Source data —
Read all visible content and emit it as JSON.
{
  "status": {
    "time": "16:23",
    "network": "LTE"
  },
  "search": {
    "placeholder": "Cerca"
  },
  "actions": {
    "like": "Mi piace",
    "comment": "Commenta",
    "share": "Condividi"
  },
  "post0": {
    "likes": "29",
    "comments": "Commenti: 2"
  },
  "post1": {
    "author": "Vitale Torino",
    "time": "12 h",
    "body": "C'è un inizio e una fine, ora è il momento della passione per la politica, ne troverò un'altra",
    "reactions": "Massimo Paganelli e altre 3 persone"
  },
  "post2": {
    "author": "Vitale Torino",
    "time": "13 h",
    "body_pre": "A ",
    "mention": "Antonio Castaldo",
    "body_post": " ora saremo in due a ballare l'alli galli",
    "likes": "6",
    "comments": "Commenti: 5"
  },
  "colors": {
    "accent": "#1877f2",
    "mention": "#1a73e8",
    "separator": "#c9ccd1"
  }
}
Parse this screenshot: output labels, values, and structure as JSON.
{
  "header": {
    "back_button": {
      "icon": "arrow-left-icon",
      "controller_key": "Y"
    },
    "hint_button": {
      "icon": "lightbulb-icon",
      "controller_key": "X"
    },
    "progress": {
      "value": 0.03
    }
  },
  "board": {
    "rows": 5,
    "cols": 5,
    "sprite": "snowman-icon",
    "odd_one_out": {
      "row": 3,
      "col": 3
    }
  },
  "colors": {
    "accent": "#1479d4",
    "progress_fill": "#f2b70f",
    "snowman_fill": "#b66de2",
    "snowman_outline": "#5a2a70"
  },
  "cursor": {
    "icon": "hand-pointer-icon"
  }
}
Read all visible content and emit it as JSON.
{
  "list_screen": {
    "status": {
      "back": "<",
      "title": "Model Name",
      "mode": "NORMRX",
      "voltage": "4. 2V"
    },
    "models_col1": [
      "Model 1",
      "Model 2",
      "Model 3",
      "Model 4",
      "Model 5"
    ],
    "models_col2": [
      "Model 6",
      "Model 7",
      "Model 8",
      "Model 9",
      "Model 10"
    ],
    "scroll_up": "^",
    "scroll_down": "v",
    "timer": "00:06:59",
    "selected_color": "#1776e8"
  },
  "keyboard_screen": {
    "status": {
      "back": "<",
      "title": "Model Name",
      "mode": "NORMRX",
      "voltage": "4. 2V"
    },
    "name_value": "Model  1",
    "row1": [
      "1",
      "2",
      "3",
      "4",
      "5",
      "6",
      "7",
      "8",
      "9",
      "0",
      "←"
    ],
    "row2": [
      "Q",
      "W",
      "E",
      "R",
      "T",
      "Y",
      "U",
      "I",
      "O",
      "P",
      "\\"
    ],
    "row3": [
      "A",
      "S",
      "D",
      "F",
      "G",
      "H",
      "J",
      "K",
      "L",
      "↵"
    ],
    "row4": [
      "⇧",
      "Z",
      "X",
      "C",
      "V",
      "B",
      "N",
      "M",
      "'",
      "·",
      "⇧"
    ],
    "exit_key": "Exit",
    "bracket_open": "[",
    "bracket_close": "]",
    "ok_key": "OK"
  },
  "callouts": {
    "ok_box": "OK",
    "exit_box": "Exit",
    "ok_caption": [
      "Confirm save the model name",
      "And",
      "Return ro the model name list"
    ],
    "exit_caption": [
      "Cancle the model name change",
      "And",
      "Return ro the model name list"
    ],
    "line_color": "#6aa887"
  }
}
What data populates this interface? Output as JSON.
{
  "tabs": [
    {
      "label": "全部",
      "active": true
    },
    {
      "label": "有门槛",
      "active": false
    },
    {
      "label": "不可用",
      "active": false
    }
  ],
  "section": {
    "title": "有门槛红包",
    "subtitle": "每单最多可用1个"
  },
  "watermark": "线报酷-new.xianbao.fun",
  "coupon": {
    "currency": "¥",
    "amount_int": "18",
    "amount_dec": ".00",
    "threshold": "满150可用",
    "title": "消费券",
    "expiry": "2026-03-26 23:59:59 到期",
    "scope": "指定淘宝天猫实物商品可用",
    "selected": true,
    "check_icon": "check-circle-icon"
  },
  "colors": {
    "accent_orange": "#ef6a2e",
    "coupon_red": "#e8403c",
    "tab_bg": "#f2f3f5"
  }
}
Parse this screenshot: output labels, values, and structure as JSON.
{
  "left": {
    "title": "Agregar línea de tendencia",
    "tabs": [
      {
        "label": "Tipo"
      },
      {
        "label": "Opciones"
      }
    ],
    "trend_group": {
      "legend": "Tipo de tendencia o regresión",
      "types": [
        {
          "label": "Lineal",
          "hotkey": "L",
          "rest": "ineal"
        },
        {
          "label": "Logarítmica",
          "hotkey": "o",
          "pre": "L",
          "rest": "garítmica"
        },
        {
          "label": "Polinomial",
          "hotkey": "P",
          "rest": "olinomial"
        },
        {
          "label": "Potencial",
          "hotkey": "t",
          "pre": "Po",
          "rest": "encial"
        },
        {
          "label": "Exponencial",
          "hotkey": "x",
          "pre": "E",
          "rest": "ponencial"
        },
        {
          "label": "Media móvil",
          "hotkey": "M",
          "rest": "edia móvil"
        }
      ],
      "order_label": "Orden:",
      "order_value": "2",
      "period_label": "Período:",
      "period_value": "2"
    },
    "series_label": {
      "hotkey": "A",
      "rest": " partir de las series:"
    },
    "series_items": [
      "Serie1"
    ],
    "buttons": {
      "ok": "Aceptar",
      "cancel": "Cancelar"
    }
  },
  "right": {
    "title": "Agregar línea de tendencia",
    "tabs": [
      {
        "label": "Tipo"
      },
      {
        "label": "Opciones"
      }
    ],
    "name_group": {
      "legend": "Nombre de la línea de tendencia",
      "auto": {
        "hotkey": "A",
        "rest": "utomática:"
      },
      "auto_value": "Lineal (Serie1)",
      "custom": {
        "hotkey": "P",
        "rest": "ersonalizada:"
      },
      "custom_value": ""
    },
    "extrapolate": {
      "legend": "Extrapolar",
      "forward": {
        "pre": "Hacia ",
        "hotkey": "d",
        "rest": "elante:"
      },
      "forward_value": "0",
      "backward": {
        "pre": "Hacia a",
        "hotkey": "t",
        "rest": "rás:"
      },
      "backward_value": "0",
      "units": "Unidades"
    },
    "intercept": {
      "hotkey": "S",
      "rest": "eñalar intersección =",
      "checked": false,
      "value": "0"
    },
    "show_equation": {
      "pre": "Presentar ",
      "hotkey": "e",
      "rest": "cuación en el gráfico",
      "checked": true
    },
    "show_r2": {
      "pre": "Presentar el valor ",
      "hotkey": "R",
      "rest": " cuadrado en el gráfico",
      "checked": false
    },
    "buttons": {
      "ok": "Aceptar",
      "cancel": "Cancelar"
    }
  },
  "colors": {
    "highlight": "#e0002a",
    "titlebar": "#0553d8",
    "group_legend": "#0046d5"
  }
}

What to work on — Search the lines above for the string "comments", then show every one that has it.

Solution —
    "comments": "Commenti: 2"
    "comments": "Commenti: 5"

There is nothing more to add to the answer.